WORK REQUIRED: Output all the material that follows, exactly as given.

(Data entries)
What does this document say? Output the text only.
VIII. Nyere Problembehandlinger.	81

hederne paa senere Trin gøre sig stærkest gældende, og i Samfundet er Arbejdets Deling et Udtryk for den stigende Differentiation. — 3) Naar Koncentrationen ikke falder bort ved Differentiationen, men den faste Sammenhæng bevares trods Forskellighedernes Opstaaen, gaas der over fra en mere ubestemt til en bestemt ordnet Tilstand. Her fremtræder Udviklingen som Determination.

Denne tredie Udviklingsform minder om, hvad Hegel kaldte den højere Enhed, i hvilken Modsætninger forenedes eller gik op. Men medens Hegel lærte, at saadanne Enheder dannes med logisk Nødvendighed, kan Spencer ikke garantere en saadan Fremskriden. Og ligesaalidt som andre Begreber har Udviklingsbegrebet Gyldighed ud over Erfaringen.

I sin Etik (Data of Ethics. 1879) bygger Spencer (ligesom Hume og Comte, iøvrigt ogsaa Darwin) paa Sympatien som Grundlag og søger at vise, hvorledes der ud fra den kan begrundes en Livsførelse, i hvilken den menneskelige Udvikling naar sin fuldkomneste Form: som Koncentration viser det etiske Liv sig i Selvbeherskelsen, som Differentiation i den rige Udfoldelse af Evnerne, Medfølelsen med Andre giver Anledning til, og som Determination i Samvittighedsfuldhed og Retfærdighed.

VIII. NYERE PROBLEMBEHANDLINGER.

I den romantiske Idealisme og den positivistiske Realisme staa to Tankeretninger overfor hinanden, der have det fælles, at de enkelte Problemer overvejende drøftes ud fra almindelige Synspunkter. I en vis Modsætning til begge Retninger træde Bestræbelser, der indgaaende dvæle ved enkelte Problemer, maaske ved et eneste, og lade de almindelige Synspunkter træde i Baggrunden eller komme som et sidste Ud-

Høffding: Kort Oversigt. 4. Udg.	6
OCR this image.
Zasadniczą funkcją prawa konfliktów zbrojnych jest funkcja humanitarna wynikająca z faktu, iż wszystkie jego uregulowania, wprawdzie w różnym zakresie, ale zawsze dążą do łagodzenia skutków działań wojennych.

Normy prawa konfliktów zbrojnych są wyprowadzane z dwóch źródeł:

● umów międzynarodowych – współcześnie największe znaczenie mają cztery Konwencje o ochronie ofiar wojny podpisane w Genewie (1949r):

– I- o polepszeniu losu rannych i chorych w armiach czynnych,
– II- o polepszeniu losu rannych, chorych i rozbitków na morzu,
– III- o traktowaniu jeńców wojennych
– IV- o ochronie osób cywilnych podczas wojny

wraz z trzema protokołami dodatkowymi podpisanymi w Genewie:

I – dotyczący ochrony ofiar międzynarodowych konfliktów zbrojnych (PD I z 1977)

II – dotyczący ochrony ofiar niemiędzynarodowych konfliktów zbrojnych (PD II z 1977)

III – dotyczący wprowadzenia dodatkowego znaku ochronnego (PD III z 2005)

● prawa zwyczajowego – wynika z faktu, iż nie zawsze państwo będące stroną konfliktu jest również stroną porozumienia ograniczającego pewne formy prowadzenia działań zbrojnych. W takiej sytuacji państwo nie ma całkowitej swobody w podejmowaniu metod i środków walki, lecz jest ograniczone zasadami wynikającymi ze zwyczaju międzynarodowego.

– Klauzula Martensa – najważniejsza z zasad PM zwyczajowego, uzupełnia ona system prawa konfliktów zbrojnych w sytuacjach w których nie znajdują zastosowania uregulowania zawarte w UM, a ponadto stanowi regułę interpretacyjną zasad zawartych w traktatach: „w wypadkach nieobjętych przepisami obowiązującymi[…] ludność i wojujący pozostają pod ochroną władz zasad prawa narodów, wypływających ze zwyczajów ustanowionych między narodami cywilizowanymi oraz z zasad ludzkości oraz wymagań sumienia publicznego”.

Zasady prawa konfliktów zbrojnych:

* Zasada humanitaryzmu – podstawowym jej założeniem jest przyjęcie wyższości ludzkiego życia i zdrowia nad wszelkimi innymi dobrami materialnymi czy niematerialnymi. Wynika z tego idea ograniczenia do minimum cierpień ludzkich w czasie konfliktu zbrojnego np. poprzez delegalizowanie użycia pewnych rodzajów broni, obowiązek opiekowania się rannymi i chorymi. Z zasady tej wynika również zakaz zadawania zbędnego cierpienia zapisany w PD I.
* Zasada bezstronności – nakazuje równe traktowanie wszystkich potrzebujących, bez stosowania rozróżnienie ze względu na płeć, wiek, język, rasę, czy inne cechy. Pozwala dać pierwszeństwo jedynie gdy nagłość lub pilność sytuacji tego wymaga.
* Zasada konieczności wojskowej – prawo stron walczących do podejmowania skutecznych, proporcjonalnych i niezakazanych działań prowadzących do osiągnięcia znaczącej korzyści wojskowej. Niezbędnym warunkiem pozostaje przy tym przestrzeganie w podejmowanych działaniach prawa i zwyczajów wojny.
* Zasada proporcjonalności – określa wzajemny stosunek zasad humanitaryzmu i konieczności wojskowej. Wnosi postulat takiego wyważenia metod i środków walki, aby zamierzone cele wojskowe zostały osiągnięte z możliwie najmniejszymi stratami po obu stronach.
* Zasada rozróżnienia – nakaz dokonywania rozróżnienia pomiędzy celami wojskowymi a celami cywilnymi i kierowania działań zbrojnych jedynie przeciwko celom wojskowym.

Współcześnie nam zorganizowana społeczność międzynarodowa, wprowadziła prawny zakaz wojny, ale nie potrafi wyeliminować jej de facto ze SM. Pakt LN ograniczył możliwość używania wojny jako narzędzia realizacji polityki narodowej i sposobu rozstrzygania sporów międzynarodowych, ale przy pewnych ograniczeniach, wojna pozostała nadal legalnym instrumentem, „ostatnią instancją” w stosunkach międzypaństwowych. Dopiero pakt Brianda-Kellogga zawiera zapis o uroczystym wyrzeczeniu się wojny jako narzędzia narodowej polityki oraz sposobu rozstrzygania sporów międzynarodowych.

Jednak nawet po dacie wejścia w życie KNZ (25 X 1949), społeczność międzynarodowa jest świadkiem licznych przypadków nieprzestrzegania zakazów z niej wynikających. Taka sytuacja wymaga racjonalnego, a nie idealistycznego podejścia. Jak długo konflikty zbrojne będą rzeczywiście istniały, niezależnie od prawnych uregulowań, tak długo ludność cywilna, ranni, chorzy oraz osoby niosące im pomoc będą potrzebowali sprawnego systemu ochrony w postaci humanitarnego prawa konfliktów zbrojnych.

COMPLETED TASK:
What does this document say? Output the text only.
VIII. Nyere Problembehandlinger.	81

hederne paa senere Trin gøre sig stærkest gældende, og i Samfundet er Arbejdets Deling et Udtryk for den stigende Differentiation. — 3) Naar Koncentrationen ikke falder bort ved Differentiationen, men den faste Sammenhæng bevares trods Forskellighedernes Opstaaen, gaas der over fra en mere ubestemt til en bestemt ordnet Tilstand. Her fremtræder Udviklingen som Determination.

Denne tredie Udviklingsform minder om, hvad Hegel kaldte den højere Enhed, i hvilken Modsætninger forenedes eller gik op. Men medens Hegel lærte, at saadanne Enheder dannes med logisk Nødvendighed, kan Spencer ikke garantere en saadan Fremskriden. Og ligesaalidt som andre Begreber har Udviklingsbegrebet Gyldighed ud over Erfaringen.

I sin Etik (Data of Ethics. 1879) bygger Spencer (ligesom Hume og Comte, iøvrigt ogsaa Darwin) paa Sympatien som Grundlag og søger at vise, hvorledes der ud fra den kan begrundes en Livsførelse, i hvilken den menneskelige Udvikling naar sin fuldkomneste Form: som Koncentration viser det etiske Liv sig i Selvbeherskelsen, som Differentiation i den rige Udfoldelse af Evnerne, Medfølelsen med Andre giver Anledning til, og som Determination i Samvittighedsfuldhed og Retfærdighed.

VIII. NYERE PROBLEMBEHANDLINGER.

I den romantiske Idealisme og den positivistiske Realisme staa to Tankeretninger overfor hinanden, der have det fælles, at de enkelte Problemer overvejende drøftes ud fra almindelige Synspunkter. I en vis Modsætning til begge Retninger træde Bestræbelser, der indgaaende dvæle ved enkelte Problemer, maaske ved et eneste, og lade de almindelige Synspunkter træde i Baggrunden eller komme som et sidste Ud-

Høffding: Kort Oversigt. 4. Udg.	6
OCR this image.
Zasadniczą funkcją prawa konfliktów zbrojnych jest funkcja humanitarna wynikająca z faktu, iż wszystkie jego uregulowania, wprawdzie w różnym zakresie, ale zawsze dążą do łagodzenia skutków działań wojennych.

Normy prawa konfliktów zbrojnych są wyprowadzane z dwóch źródeł:

● umów międzynarodowych – współcześnie największe znaczenie mają cztery Konwencje o ochronie ofiar wojny podpisane w Genewie (1949r):

– I- o polepszeniu losu rannych i chorych w armiach czynnych,
– II- o polepszeniu losu rannych, chorych i rozbitków na morzu,
– III- o traktowaniu jeńców wojennych
– IV- o ochronie osób cywilnych podczas wojny

wraz z trzema protokołami dodatkowymi podpisanymi w Genewie:

I – dotyczący ochrony ofiar międzynarodowych konfliktów zbrojnych (PD I z 1977)

II – dotyczący ochrony ofiar niemiędzynarodowych konfliktów zbrojnych (PD II z 1977)

III – dotyczący wprowadzenia dodatkowego znaku ochronnego (PD III z 2005)

● prawa zwyczajowego – wynika z faktu, iż nie zawsze państwo będące stroną konfliktu jest również stroną porozumienia ograniczającego pewne formy prowadzenia działań zbrojnych. W takiej sytuacji państwo nie ma całkowitej swobody w podejmowaniu metod i środków walki, lecz jest ograniczone zasadami wynikającymi ze zwyczaju międzynarodowego.

– Klauzula Martensa – najważniejsza z zasad PM zwyczajowego, uzupełnia ona system prawa konfliktów zbrojnych w sytuacjach w których nie znajdują zastosowania uregulowania zawarte w UM, a ponadto stanowi regułę interpretacyjną zasad zawartych w traktatach: „w wypadkach nieobjętych przepisami obowiązującymi[…] ludność i wojujący pozostają pod ochroną władz zasad prawa narodów, wypływających ze zwyczajów ustanowionych między narodami cywilizowanymi oraz z zasad ludzkości oraz wymagań sumienia publicznego”.

Zasady prawa konfliktów zbrojnych:

* Zasada humanitaryzmu – podstawowym jej założeniem jest przyjęcie wyższości ludzkiego życia i zdrowia nad wszelkimi innymi dobrami materialnymi czy niematerialnymi. Wynika z tego idea ograniczenia do minimum cierpień ludzkich w czasie konfliktu zbrojnego np. poprzez delegalizowanie użycia pewnych rodzajów broni, obowiązek opiekowania się rannymi i chorymi. Z zasady tej wynika również zakaz zadawania zbędnego cierpienia zapisany w PD I.
* Zasada bezstronności – nakazuje równe traktowanie wszystkich potrzebujących, bez stosowania rozróżnienie ze względu na płeć, wiek, język, rasę, czy inne cechy. Pozwala dać pierwszeństwo jedynie gdy nagłość lub pilność sytuacji tego wymaga.
* Zasada konieczności wojskowej – prawo stron walczących do podejmowania skutecznych, proporcjonalnych i niezakazanych działań prowadzących do osiągnięcia znaczącej korzyści wojskowej. Niezbędnym warunkiem pozostaje przy tym przestrzeganie w podejmowanych działaniach prawa i zwyczajów wojny.
* Zasada proporcjonalności – określa wzajemny stosunek zasad humanitaryzmu i konieczności wojskowej. Wnosi postulat takiego wyważenia metod i środków walki, aby zamierzone cele wojskowe zostały osiągnięte z możliwie najmniejszymi stratami po obu stronach.
* Zasada rozróżnienia – nakaz dokonywania rozróżnienia pomiędzy celami wojskowymi a celami cywilnymi i kierowania działań zbrojnych jedynie przeciwko celom wojskowym.

Współcześnie nam zorganizowana społeczność międzynarodowa, wprowadziła prawny zakaz wojny, ale nie potrafi wyeliminować jej de facto ze SM. Pakt LN ograniczył możliwość używania wojny jako narzędzia realizacji polityki narodowej i sposobu rozstrzygania sporów międzynarodowych, ale przy pewnych ograniczeniach, wojna pozostała nadal legalnym instrumentem, „ostatnią instancją” w stosunkach międzypaństwowych. Dopiero pakt Brianda-Kellogga zawiera zapis o uroczystym wyrzeczeniu się wojny jako narzędzia narodowej polityki oraz sposobu rozstrzygania sporów międzynarodowych.

Jednak nawet po dacie wejścia w życie KNZ (25 X 1949), społeczność międzynarodowa jest świadkiem licznych przypadków nieprzestrzegania zakazów z niej wynikających. Taka sytuacja wymaga racjonalnego, a nie idealistycznego podejścia. Jak długo konflikty zbrojne będą rzeczywiście istniały, niezależnie od prawnych uregulowań, tak długo ludność cywilna, ranni, chorzy oraz osoby niosące im pomoc będą potrzebowali sprawnego systemu ochrony w postaci humanitarnego prawa konfliktów zbrojnych.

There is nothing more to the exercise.